▶ **The request**
Tell how many lines in the data below include the word "练习题及答案". The answer is the number only.

▶ **Dataset rows**
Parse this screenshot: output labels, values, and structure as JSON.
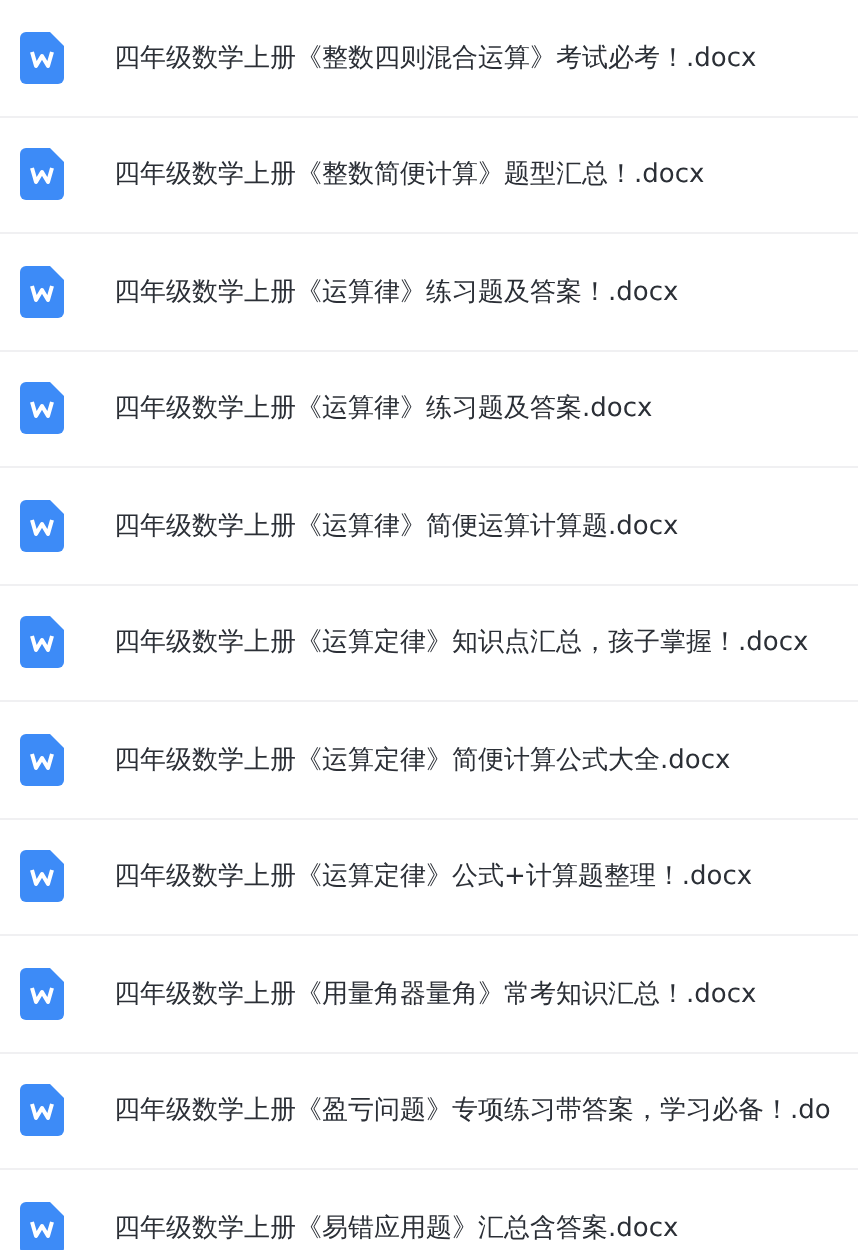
{
  "files": [
    {
      "name": "四年级数学上册《整数四则混合运算》考试必考！.docx"
    },
    {
      "name": "四年级数学上册《整数简便计算》题型汇总！.docx"
    },
    {
      "name": "四年级数学上册《运算律》练习题及答案！.docx"
    },
    {
      "name": "四年级数学上册《运算律》练习题及答案.docx"
    },
    {
      "name": "四年级数学上册《运算律》简便运算计算题.docx"
    },
    {
      "name": "四年级数学上册《运算定律》知识点汇总，孩子掌握！.docx"
    },
    {
      "name": "四年级数学上册《运算定律》简便计算公式大全.docx"
    },
    {
      "name": "四年级数学上册《运算定律》公式+计算题整理！.docx"
    },
    {
      "name": "四年级数学上册《用量角器量角》常考知识汇总！.docx"
    },
    {
      "name": "四年级数学上册《盈亏问题》专项练习带答案，学习必备！.do"
    },
    {
      "name": "四年级数学上册《易错应用题》汇总含答案.docx"
    }
  ]
}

▶ **Task solution**
2